Collection entries

********

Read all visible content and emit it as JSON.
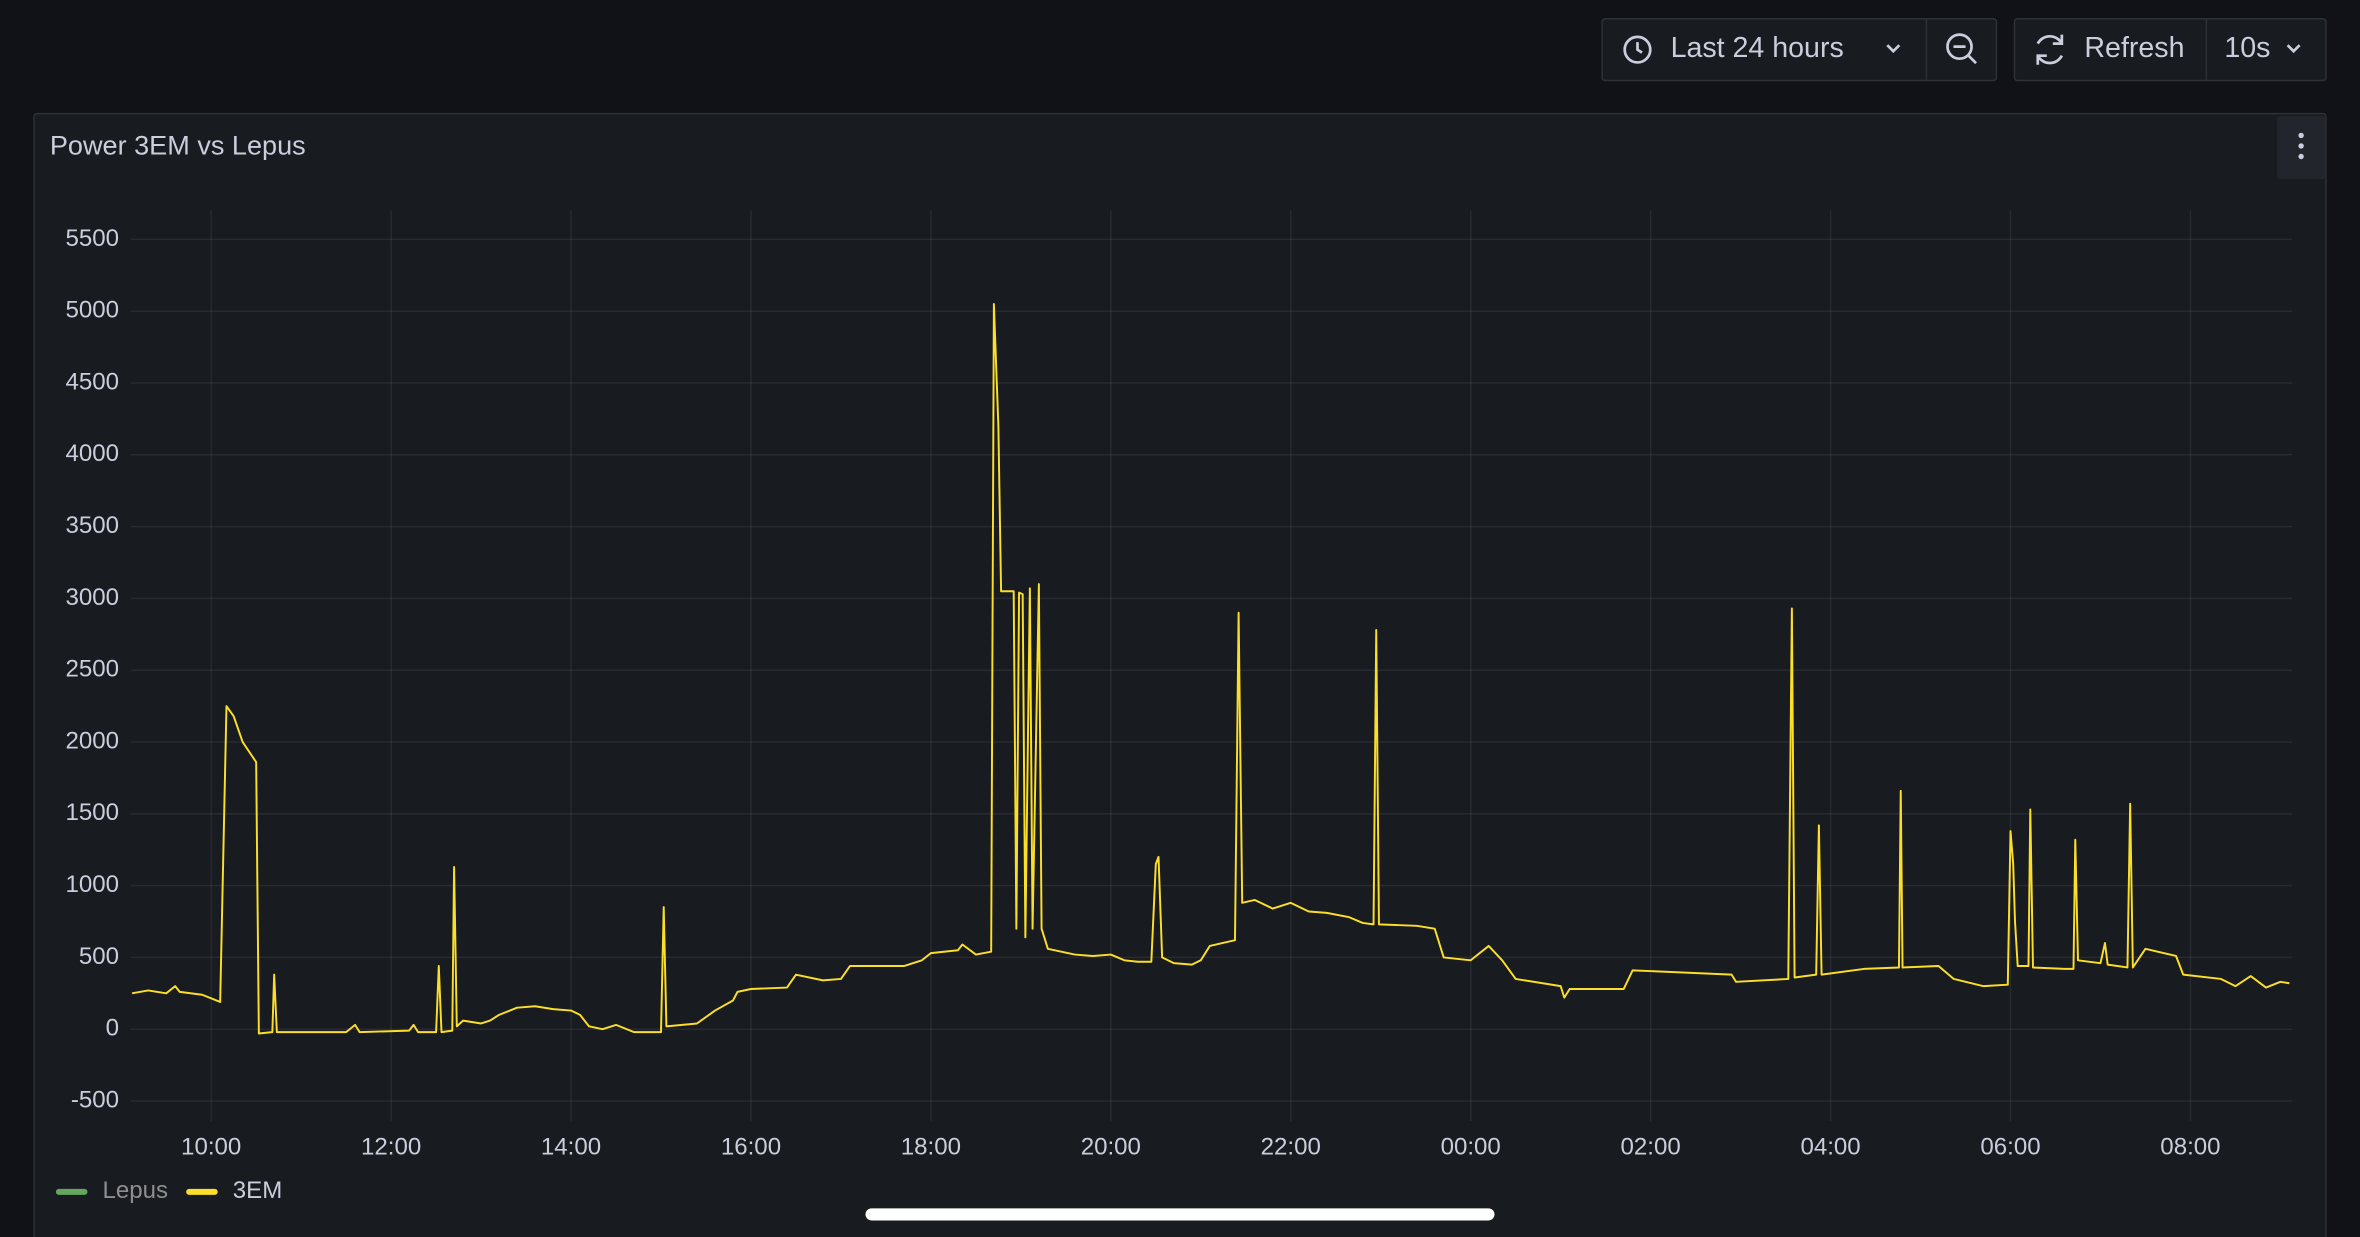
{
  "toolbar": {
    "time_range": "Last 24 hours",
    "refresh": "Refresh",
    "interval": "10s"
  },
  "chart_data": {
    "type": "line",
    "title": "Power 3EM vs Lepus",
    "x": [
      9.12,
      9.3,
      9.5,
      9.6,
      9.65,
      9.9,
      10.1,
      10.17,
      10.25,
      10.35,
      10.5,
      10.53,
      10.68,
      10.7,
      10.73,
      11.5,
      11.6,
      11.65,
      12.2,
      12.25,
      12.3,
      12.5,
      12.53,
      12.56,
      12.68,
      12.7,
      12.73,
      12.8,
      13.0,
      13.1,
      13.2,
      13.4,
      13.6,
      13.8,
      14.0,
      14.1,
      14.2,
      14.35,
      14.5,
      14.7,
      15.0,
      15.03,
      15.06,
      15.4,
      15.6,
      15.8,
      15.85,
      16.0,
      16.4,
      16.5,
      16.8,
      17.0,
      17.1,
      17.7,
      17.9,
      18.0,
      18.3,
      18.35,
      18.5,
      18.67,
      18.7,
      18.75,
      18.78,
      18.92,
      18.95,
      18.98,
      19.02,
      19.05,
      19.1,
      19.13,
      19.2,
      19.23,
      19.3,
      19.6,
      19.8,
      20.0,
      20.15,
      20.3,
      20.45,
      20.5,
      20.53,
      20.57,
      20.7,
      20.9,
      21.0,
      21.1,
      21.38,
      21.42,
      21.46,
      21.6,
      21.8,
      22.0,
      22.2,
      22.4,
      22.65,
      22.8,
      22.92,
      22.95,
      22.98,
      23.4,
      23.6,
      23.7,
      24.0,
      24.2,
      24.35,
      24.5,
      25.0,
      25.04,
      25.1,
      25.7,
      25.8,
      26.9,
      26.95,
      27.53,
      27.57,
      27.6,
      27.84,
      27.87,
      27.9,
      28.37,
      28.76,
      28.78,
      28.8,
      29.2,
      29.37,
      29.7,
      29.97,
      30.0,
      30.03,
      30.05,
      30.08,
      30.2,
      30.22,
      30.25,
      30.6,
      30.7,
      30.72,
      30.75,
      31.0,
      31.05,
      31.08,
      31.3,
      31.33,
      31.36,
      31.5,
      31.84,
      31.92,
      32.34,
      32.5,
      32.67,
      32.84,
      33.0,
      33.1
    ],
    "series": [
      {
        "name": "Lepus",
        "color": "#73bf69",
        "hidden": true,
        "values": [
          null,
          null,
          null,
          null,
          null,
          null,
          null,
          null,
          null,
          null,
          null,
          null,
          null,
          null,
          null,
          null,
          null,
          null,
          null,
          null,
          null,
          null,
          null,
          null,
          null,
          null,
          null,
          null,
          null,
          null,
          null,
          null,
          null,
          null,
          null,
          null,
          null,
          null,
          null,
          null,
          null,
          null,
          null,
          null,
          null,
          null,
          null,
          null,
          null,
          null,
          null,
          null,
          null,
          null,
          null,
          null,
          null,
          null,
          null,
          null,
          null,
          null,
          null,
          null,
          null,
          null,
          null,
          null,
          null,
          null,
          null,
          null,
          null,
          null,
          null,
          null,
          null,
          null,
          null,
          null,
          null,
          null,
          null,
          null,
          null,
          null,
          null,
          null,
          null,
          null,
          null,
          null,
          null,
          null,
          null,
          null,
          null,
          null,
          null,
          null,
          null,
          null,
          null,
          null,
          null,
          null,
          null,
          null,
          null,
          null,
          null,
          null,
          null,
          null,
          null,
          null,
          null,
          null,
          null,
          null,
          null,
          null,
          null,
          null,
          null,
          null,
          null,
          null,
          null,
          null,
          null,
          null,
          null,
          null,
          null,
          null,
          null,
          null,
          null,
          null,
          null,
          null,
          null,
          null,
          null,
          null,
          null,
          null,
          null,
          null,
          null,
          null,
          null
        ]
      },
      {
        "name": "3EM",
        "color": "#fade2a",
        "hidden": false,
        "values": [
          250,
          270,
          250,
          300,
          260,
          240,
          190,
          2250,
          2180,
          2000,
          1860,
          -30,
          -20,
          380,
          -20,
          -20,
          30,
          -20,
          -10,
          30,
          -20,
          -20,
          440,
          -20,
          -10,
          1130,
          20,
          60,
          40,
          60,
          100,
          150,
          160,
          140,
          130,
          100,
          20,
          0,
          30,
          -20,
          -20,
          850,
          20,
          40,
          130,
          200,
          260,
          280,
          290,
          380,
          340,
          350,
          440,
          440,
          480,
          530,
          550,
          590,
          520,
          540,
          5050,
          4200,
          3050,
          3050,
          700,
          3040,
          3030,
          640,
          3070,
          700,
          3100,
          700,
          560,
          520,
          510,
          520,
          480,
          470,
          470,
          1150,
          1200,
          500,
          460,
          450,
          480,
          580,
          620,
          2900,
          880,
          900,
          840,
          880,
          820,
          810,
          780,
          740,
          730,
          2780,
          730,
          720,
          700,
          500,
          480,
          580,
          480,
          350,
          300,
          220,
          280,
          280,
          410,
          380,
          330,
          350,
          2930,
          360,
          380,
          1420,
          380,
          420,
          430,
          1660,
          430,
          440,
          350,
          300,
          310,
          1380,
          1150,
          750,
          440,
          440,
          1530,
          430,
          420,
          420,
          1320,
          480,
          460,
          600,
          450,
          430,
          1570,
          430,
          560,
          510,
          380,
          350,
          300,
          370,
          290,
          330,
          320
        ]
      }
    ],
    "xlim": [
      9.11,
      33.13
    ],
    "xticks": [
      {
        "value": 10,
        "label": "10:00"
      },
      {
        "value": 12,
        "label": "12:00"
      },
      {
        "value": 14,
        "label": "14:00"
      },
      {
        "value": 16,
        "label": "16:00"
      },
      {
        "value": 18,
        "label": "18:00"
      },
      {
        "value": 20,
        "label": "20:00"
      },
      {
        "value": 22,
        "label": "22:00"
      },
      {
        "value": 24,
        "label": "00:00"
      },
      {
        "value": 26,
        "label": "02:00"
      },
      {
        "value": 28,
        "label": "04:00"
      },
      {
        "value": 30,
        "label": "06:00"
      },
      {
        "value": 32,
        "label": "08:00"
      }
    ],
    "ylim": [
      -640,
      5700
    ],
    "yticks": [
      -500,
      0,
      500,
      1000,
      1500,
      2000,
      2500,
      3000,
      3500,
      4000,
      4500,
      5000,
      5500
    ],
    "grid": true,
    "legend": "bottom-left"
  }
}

********

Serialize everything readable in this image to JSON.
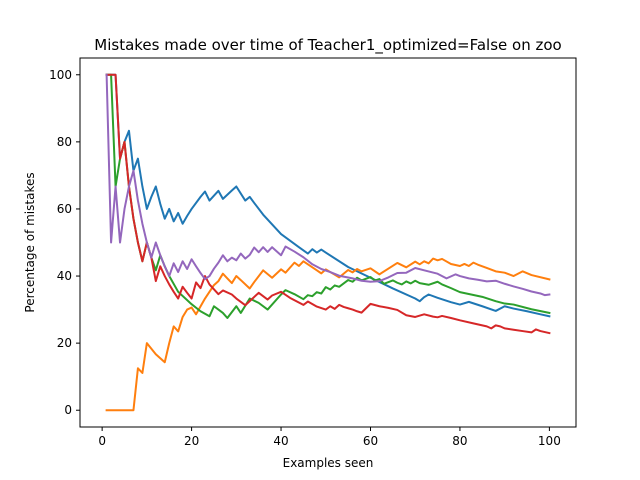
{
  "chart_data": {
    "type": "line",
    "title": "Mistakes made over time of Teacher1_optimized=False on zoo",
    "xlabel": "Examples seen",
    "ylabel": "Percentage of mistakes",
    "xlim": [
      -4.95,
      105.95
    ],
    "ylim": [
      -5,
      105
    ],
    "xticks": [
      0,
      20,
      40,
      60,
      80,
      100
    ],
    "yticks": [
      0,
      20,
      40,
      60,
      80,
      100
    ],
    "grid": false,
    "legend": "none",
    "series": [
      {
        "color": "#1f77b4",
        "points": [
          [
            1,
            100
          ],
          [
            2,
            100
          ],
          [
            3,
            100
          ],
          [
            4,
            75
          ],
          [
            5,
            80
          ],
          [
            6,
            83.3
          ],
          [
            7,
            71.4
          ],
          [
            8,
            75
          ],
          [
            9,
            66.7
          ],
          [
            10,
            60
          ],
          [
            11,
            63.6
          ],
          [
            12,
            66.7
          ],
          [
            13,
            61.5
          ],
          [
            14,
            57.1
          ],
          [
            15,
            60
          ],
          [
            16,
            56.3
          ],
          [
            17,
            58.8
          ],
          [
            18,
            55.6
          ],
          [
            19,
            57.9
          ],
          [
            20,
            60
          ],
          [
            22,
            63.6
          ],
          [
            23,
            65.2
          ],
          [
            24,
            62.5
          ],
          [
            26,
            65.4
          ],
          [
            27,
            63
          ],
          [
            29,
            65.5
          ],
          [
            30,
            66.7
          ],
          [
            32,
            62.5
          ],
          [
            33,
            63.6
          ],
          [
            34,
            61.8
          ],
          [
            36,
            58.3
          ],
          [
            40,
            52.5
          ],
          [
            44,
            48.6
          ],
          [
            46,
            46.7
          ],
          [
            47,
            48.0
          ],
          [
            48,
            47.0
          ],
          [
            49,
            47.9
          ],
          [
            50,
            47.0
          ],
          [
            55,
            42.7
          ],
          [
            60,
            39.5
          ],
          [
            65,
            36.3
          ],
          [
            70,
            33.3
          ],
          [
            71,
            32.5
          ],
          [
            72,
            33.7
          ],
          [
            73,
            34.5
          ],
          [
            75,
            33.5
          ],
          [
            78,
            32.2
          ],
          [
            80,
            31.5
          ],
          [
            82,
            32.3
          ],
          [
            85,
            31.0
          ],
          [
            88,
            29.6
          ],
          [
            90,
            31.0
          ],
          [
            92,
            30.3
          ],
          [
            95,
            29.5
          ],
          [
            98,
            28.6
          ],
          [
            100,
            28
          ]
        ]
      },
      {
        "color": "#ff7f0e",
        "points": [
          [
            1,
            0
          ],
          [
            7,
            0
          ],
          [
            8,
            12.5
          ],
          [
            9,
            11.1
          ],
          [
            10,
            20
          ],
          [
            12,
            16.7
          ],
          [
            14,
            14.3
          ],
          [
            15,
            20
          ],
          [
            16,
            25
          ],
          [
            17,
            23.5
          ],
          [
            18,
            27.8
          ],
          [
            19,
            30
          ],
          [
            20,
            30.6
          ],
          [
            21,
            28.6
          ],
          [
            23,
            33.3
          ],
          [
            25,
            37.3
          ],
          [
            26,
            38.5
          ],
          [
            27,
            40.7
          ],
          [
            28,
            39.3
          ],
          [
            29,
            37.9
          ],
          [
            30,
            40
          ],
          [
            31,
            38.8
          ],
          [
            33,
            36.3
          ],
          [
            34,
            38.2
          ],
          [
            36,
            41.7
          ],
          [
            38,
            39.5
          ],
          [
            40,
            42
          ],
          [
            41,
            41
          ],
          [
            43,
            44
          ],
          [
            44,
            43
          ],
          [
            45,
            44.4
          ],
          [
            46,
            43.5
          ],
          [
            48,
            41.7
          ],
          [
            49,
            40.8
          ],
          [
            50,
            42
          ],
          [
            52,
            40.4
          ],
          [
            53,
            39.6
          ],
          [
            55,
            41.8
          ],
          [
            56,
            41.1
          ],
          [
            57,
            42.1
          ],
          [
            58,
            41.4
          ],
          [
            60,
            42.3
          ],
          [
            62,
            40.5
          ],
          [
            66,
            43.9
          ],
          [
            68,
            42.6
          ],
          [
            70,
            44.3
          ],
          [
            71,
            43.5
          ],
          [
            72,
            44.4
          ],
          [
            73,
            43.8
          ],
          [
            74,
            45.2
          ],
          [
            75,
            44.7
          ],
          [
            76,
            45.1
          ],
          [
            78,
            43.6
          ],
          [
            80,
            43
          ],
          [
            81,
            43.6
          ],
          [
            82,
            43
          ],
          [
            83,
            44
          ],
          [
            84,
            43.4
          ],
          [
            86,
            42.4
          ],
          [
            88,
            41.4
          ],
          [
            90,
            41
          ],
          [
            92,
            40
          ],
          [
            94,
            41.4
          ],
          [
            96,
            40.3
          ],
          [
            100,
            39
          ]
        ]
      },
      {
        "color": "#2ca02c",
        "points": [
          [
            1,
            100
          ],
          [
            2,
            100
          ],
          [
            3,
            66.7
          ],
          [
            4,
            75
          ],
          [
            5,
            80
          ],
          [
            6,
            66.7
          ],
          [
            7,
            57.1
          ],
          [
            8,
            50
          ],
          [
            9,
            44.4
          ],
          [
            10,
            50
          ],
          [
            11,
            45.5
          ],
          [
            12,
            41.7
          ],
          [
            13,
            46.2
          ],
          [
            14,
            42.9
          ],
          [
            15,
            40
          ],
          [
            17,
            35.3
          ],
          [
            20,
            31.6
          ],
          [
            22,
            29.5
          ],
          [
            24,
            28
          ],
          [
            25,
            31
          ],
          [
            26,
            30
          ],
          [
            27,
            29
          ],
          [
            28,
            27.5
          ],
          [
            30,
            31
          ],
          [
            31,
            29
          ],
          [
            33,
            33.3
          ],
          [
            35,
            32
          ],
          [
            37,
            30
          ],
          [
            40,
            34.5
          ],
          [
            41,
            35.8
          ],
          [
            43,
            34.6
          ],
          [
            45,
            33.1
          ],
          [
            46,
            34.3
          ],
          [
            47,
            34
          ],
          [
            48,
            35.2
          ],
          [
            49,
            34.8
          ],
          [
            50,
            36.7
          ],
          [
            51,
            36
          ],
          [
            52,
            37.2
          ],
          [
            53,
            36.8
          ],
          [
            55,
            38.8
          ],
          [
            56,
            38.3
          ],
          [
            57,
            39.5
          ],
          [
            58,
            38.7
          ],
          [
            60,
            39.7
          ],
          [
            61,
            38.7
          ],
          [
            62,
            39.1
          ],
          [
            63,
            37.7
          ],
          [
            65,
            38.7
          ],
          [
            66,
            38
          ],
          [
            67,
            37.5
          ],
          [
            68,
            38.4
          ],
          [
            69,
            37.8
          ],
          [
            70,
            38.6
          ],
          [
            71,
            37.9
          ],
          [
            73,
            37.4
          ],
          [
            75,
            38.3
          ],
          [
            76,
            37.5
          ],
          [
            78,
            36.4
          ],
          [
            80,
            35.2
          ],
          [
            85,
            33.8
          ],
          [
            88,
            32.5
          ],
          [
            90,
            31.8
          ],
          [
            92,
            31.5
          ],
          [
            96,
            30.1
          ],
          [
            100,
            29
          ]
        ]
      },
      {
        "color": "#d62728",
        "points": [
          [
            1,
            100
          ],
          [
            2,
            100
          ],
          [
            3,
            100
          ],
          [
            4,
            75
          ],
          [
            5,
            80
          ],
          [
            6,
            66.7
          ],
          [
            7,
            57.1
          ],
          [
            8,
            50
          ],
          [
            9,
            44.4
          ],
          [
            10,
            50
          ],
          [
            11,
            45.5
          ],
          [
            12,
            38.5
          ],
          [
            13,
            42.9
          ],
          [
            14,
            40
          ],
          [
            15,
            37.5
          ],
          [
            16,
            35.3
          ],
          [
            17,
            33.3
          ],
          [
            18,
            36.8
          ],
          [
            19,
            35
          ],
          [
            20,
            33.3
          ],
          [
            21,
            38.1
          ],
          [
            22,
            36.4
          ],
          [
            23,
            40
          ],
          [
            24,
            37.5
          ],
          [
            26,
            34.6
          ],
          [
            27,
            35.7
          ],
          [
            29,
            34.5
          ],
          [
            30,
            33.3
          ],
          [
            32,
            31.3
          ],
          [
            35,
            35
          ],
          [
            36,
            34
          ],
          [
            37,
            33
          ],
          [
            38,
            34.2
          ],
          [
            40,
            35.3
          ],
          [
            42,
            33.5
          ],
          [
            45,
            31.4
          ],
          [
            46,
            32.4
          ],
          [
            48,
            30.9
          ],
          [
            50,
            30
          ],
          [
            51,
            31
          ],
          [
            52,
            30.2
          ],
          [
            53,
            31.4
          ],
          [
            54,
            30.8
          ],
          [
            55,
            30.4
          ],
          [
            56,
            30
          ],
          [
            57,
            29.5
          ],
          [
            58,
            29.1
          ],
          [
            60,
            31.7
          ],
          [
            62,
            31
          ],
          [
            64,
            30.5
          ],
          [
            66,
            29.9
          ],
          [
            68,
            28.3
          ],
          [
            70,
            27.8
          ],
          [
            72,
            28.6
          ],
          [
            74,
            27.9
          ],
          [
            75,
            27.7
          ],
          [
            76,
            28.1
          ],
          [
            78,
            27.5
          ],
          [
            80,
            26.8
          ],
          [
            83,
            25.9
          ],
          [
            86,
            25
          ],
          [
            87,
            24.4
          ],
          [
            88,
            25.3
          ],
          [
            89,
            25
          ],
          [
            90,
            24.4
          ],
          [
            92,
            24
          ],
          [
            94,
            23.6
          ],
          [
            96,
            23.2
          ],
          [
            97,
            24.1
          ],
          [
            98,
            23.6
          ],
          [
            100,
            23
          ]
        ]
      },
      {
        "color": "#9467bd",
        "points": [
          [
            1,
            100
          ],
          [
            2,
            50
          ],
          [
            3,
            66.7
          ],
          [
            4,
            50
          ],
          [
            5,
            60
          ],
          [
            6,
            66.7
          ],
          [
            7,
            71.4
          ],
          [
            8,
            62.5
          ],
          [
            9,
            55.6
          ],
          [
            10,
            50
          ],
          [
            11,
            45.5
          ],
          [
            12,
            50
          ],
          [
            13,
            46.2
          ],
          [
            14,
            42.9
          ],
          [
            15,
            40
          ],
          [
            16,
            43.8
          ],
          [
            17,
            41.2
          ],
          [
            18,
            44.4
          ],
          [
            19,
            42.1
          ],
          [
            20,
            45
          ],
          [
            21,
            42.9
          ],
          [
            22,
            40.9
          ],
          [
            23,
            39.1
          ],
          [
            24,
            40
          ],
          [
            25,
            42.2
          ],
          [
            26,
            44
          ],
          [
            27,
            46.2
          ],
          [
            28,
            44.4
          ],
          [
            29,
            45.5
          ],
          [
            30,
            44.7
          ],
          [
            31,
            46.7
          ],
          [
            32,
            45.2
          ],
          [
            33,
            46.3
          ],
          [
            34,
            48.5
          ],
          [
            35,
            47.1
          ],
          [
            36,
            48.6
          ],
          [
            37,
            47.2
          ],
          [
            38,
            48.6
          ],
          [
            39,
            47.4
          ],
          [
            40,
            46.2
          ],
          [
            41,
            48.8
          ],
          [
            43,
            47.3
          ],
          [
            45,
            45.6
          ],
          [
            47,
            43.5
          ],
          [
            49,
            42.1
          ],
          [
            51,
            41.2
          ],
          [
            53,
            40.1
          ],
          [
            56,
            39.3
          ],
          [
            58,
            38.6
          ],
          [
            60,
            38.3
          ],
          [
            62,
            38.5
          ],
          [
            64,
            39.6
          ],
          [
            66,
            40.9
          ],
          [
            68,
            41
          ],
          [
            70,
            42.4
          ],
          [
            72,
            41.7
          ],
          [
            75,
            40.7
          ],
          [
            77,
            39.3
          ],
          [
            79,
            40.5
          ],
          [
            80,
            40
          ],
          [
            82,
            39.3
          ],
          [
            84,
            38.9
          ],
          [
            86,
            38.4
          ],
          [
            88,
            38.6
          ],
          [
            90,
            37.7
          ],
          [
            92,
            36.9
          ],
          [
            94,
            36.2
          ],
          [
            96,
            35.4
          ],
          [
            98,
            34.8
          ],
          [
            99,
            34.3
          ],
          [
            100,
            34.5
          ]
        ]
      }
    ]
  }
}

********

• Aim of the task: All lines of the data above that include the word "color" must be shown.

• The completed task:
        "color": "#73bf69",
        "color": "#fade2a",
        "color": "#1f77b4",
        "color": "#ff7f0e",
        "color": "#2ca02c",
        "color": "#d62728",
        "color": "#9467bd",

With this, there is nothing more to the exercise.